**Goal**
Render every line of the material below as a numbered list, skipping blank lines and leaving out all pictures.

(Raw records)
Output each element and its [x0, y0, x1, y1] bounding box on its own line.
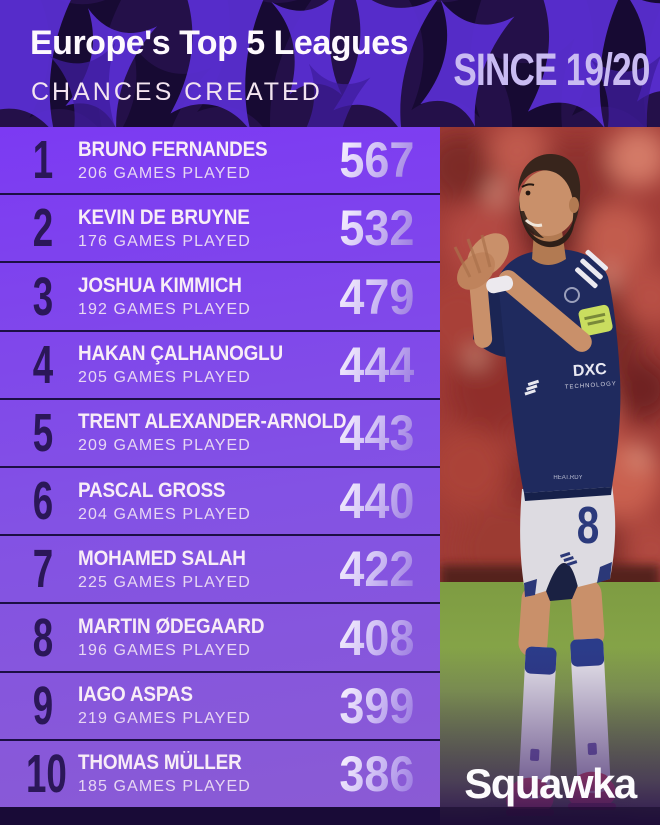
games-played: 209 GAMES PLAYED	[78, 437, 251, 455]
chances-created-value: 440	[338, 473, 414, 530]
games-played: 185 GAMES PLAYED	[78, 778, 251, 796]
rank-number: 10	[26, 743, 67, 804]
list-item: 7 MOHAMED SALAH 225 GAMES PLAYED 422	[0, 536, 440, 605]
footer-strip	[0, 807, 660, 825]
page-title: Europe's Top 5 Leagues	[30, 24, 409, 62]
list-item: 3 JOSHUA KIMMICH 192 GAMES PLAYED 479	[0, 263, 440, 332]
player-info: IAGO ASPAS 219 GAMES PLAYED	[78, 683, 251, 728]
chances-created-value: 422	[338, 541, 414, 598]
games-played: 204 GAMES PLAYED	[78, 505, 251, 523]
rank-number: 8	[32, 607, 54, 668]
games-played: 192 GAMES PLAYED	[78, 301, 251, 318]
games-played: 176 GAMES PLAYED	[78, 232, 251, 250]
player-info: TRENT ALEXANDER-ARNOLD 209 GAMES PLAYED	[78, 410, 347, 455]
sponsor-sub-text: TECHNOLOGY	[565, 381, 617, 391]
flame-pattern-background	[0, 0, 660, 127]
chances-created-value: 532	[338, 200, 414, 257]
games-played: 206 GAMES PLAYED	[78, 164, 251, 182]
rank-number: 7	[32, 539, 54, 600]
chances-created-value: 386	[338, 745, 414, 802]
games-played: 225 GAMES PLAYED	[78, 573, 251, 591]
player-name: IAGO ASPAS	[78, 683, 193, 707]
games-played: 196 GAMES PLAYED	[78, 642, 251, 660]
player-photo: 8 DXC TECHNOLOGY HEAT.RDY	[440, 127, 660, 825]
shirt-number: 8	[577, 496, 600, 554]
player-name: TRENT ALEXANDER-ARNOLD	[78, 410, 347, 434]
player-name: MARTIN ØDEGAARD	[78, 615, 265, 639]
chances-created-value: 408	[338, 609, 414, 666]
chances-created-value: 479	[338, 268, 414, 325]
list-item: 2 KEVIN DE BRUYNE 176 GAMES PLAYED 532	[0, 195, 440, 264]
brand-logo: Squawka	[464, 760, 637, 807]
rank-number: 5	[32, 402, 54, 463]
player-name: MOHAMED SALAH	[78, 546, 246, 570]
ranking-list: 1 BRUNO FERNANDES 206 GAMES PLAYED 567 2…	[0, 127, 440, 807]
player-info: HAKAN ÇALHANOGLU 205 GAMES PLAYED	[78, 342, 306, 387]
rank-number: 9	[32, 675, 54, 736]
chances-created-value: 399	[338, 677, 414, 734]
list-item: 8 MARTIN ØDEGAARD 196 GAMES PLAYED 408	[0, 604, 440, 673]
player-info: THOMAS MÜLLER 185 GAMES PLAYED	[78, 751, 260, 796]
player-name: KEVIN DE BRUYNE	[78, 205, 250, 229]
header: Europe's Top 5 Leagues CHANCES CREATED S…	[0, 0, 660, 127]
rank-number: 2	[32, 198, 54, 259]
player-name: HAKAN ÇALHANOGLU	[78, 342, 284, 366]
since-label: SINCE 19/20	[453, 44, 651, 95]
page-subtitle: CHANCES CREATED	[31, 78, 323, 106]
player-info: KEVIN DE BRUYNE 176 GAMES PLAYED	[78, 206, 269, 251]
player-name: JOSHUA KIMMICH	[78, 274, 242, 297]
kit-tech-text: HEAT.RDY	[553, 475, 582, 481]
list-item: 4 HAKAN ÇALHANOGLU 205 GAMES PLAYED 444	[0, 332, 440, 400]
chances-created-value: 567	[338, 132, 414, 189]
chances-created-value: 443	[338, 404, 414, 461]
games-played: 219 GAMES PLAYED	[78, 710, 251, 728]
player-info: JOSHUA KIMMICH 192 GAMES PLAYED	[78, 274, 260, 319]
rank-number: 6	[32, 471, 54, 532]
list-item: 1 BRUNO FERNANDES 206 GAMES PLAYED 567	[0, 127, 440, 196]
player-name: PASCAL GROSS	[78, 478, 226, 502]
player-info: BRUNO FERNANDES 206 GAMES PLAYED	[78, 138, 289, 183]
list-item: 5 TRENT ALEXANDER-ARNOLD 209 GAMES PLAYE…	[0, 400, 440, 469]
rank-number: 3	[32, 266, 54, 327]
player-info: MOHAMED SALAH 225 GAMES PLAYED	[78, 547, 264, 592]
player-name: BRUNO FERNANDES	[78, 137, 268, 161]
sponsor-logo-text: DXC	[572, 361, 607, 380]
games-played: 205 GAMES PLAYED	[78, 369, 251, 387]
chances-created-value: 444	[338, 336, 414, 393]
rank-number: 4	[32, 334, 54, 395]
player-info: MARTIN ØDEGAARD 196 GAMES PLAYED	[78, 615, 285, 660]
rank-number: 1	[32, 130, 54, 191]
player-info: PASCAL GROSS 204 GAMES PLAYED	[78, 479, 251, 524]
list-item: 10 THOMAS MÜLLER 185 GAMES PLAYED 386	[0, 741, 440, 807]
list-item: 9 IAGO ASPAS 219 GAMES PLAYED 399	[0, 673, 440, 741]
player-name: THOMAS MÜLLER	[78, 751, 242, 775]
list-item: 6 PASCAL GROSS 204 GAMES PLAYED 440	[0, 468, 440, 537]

**Solution to the problem**
1. Output each element and its [x0, y0, x1, y1] bounding box on its own line.
2. games-played: 209 GAMES PLAYED	[78, 437, 251, 455]
3. chances-created-value: 440	[338, 473, 414, 530]
4. games-played: 185 GAMES PLAYED	[78, 778, 251, 796]
5. rank-number: 10	[26, 743, 67, 804]
6. list-item: 7 MOHAMED SALAH 225 GAMES PLAYED 422	[0, 536, 440, 605]
7. footer-strip	[0, 807, 660, 825]
8. page-title: Europe's Top 5 Leagues	[30, 24, 409, 62]
9. list-item: 3 JOSHUA KIMMICH 192 GAMES PLAYED 479	[0, 263, 440, 332]
10. player-info: IAGO ASPAS 219 GAMES PLAYED	[78, 683, 251, 728]
11. chances-created-value: 422	[338, 541, 414, 598]
12. games-played: 204 GAMES PLAYED	[78, 505, 251, 523]
13. rank-number: 8	[32, 607, 54, 668]
14. games-played: 192 GAMES PLAYED	[78, 301, 251, 318]
15. games-played: 176 GAMES PLAYED	[78, 232, 251, 250]
16. player-info: TRENT ALEXANDER-ARNOLD 209 GAMES PLAYED	[78, 410, 347, 455]
17. sponsor-sub-text: TECHNOLOGY	[565, 381, 617, 391]
18. flame-pattern-background	[0, 0, 660, 127]
19. chances-created-value: 532	[338, 200, 414, 257]
20. games-played: 206 GAMES PLAYED	[78, 164, 251, 182]
21. rank-number: 7	[32, 539, 54, 600]
22. chances-created-value: 386	[338, 745, 414, 802]
23. games-played: 225 GAMES PLAYED	[78, 573, 251, 591]
24. player-name: IAGO ASPAS	[78, 683, 193, 707]
25. games-played: 196 GAMES PLAYED	[78, 642, 251, 660]
26. player-photo: 8 DXC TECHNOLOGY HEAT.RDY	[440, 127, 660, 825]
27. shirt-number: 8	[577, 496, 600, 554]
28. player-name: TRENT ALEXANDER-ARNOLD	[78, 410, 347, 434]
29. player-name: MARTIN ØDEGAARD	[78, 615, 265, 639]
30. chances-created-value: 408	[338, 609, 414, 666]
31. chances-created-value: 479	[338, 268, 414, 325]
32. list-item: 2 KEVIN DE BRUYNE 176 GAMES PLAYED 532	[0, 195, 440, 264]
33. brand-logo: Squawka	[464, 760, 637, 807]
34. rank-number: 5	[32, 402, 54, 463]
35. player-name: MOHAMED SALAH	[78, 546, 246, 570]
36. ranking-list: 1 BRUNO FERNANDES 206 GAMES PLAYED 567 2…	[0, 127, 440, 807]
37. player-info: HAKAN ÇALHANOGLU 205 GAMES PLAYED	[78, 342, 306, 387]
38. rank-number: 9	[32, 675, 54, 736]
39. chances-created-value: 399	[338, 677, 414, 734]
40. list-item: 8 MARTIN ØDEGAARD 196 GAMES PLAYED 408	[0, 604, 440, 673]
41. player-info: THOMAS MÜLLER 185 GAMES PLAYED	[78, 751, 260, 796]
42. player-name: KEVIN DE BRUYNE	[78, 205, 250, 229]
43. header: Europe's Top 5 Leagues CHANCES CREATED S…	[0, 0, 660, 127]
44. rank-number: 2	[32, 198, 54, 259]
45. player-name: HAKAN ÇALHANOGLU	[78, 342, 284, 366]
46. since-label: SINCE 19/20	[453, 44, 651, 95]
47. page-subtitle: CHANCES CREATED	[31, 78, 323, 106]
48. player-info: KEVIN DE BRUYNE 176 GAMES PLAYED	[78, 206, 269, 251]
49. player-name: JOSHUA KIMMICH	[78, 274, 242, 297]
50. kit-tech-text: HEAT.RDY	[553, 475, 582, 481]
51. list-item: 4 HAKAN ÇALHANOGLU 205 GAMES PLAYED 444	[0, 332, 440, 400]
52. chances-created-value: 567	[338, 132, 414, 189]
53. chances-created-value: 443	[338, 404, 414, 461]
54. games-played: 219 GAMES PLAYED	[78, 710, 251, 728]
55. player-info: JOSHUA KIMMICH 192 GAMES PLAYED	[78, 274, 260, 319]
56. rank-number: 6	[32, 471, 54, 532]
57. list-item: 1 BRUNO FERNANDES 206 GAMES PLAYED 567	[0, 127, 440, 196]
58. player-name: PASCAL GROSS	[78, 478, 226, 502]
59. player-info: BRUNO FERNANDES 206 GAMES PLAYED	[78, 138, 289, 183]
60. list-item: 5 TRENT ALEXANDER-ARNOLD 209 GAMES PLAYE…	[0, 400, 440, 469]
61. rank-number: 3	[32, 266, 54, 327]
62. player-info: MOHAMED SALAH 225 GAMES PLAYED	[78, 547, 264, 592]
63. player-name: BRUNO FERNANDES	[78, 137, 268, 161]
64. sponsor-logo-text: DXC	[572, 361, 607, 380]
65. games-played: 205 GAMES PLAYED	[78, 369, 251, 387]
66. chances-created-value: 444	[338, 336, 414, 393]
67. rank-number: 4	[32, 334, 54, 395]
68. player-info: MARTIN ØDEGAARD 196 GAMES PLAYED	[78, 615, 285, 660]
69. rank-number: 1	[32, 130, 54, 191]
70. player-info: PASCAL GROSS 204 GAMES PLAYED	[78, 479, 251, 524]
71. list-item: 10 THOMAS MÜLLER 185 GAMES PLAYED 386	[0, 741, 440, 807]
72. list-item: 9 IAGO ASPAS 219 GAMES PLAYED 399	[0, 673, 440, 741]
73. player-name: THOMAS MÜLLER	[78, 751, 242, 775]
74. list-item: 6 PASCAL GROSS 204 GAMES PLAYED 440	[0, 468, 440, 537]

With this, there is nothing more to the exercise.